-- Layout records --
START

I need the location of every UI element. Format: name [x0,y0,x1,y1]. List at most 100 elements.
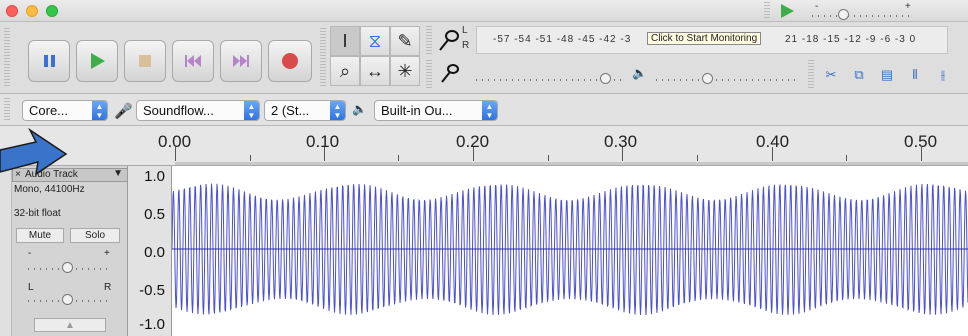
silence-button[interactable]: ⫲ [932,64,954,86]
vscale-label: 0.0 [144,244,165,261]
track-bitdepth-info: 32-bit float [14,208,61,219]
record-meter-scale-tail: 21 -18 -15 -12 -9 -6 -3 0 [785,34,917,45]
trim-icon: ⫴ [912,67,918,82]
chevron-down-icon[interactable]: ▼ [113,168,123,179]
chevron-updown-icon: ▲ ▼ [330,101,345,120]
tools-grip[interactable] [320,28,326,88]
stop-icon [139,55,151,67]
ruler-tick [398,155,399,161]
draw-tool[interactable]: ✎ [390,26,420,56]
ruler-tick [772,147,773,161]
timeline-ruler[interactable]: 0.00 0.10 0.20 0.30 0.40 0.50 [0,126,968,166]
recording-device-dropdown[interactable]: Soundflow... ▲ ▼ [136,100,260,121]
time-shift-tool[interactable]: ↔ [360,56,390,86]
trim-button[interactable]: ⫴ [904,64,926,86]
record-button[interactable] [268,40,312,82]
pan-right-label: R [104,282,112,293]
zoom-window-button[interactable] [46,5,58,17]
play-at-speed-grip[interactable] [764,2,770,20]
recording-volume-knob[interactable] [600,73,611,84]
zoom-tool[interactable]: ⌕ [330,56,360,86]
selection-tool-icon: I [342,30,348,51]
device-grip[interactable] [4,98,10,122]
device-toolbar: Core... ▲ ▼ 🎤 Soundflow... ▲ ▼ 2 (St... ▲ ▼… [0,94,968,126]
ruler-tick [548,155,549,161]
copy-icon: ⧉ [854,67,864,82]
ruler-tick [622,147,623,161]
playback-volume-slider[interactable] [656,79,796,81]
channels-dropdown[interactable]: 2 (St... ▲ ▼ [264,100,346,121]
minimize-window-button[interactable] [26,5,38,17]
selection-tool[interactable]: I [330,26,360,56]
stop-button[interactable] [124,40,166,82]
microphone-icon [441,64,459,83]
paste-button[interactable]: ▤ [876,64,898,86]
gain-plus-label: + [104,248,110,259]
envelope-tool[interactable]: ⧖ [360,26,390,56]
pan-knob[interactable] [62,294,73,305]
title-bar: - + [0,0,968,22]
cut-button[interactable]: ✂ [820,64,842,86]
play-at-speed-button[interactable] [774,2,800,20]
speaker-icon: 🔈 [632,66,647,80]
skip-to-start-icon [185,55,201,67]
channel-label-right: R [462,40,470,51]
speaker-icon: 🔈 [352,102,367,116]
ruler-tick [175,147,176,161]
skip-to-end-icon [233,55,249,67]
play-button[interactable] [76,40,118,82]
gain-knob[interactable] [62,262,73,273]
audio-host-value: Core... [29,103,69,118]
channels-value: 2 (St... [271,103,310,118]
close-icon[interactable]: × [15,169,21,180]
scissors-icon: ✂ [825,67,837,82]
pencil-icon: ✎ [397,30,413,51]
microphone-icon: 🎤 [114,103,133,120]
edit-grip[interactable] [808,60,814,88]
asterisk-icon: ✳ [397,60,413,81]
waveform-area[interactable] [171,166,968,336]
vscale-label: 1.0 [144,168,165,185]
playback-device-dropdown[interactable]: Built-in Ou... ▲ ▼ [374,100,498,121]
silence-icon: ⫲ [940,67,946,82]
waveform [171,183,968,316]
mute-button[interactable]: Mute [16,228,64,243]
ruler-tick-label: 0.10 [306,132,340,151]
record-meter-grip[interactable] [426,26,432,54]
pan-left-label: L [28,282,34,293]
pause-button[interactable] [28,40,70,82]
magnifier-icon: ⌕ [339,60,351,81]
copy-button[interactable]: ⧉ [848,64,870,86]
paste-icon: ▤ [880,67,894,82]
record-meter[interactable]: -57 -54 -51 -48 -45 -42 -3 Click to Star… [476,26,948,54]
ruler-tick [250,155,251,161]
transport-grip[interactable] [4,28,10,88]
mixer-grip[interactable] [426,60,432,88]
envelope-tool-icon: ⧖ [368,30,382,51]
multi-tool[interactable]: ✳ [390,56,420,86]
ruler-tick [846,155,847,161]
chevron-updown-icon: ▲ ▼ [244,101,259,120]
record-meter-scale: -57 -54 -51 -48 -45 -42 -3 [493,34,632,45]
audacity-window: - + I ⧖ ✎ ⌕ ↔ ✳ L R -57 -54 -51 -48 -45 … [0,0,968,336]
close-window-button[interactable] [6,5,18,17]
playback-device-value: Built-in Ou... [381,103,453,118]
play-speed-knob[interactable] [838,9,849,20]
track-name-button[interactable]: Audio Track [25,169,78,180]
collapse-track-button[interactable]: ▲ [34,318,106,332]
audio-host-dropdown[interactable]: Core... ▲ ▼ [22,100,108,121]
skip-to-end-button[interactable] [220,40,262,82]
solo-button[interactable]: Solo [70,228,120,243]
playback-volume-knob[interactable] [702,73,713,84]
play-speed-minus-mark: - [815,1,819,12]
double-arrow-icon: ↔ [366,60,384,81]
vertical-amplitude-scale: 1.0 0.5 0.0 -0.5 -1.0 [128,166,172,336]
play-icon [91,53,105,69]
record-icon [282,53,298,69]
timeline-strip [175,162,968,165]
skip-to-start-button[interactable] [172,40,214,82]
record-meter-button[interactable]: L R [436,25,470,54]
play-speed-plus-mark: + [905,1,911,12]
track-header: × Audio Track ▼ [12,168,128,182]
play-speed-slider[interactable] [812,15,912,17]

END

-- Exercise objective --
In the rows from the line with "silence-button[interactable]: ⫲ [932,64,954,86]" to the line with "ruler-tick [398,155,399,161]", change "tools-grip" to "toolbar-grip" and give those lines again with nothing else altered.

-- Correct answer --
silence-button[interactable]: ⫲ [932,64,954,86]
vscale-label: 0.0 [144,244,165,261]
track-bitdepth-info: 32-bit float [14,208,61,219]
record-meter-scale-tail: 21 -18 -15 -12 -9 -6 -3 0 [785,34,917,45]
trim-icon: ⫴ [912,67,918,82]
chevron-down-icon[interactable]: ▼ [113,168,123,179]
chevron-updown-icon: ▲ ▼ [330,101,345,120]
toolbar-grip[interactable] [320,28,326,88]
stop-icon [139,55,151,67]
ruler-tick [398,155,399,161]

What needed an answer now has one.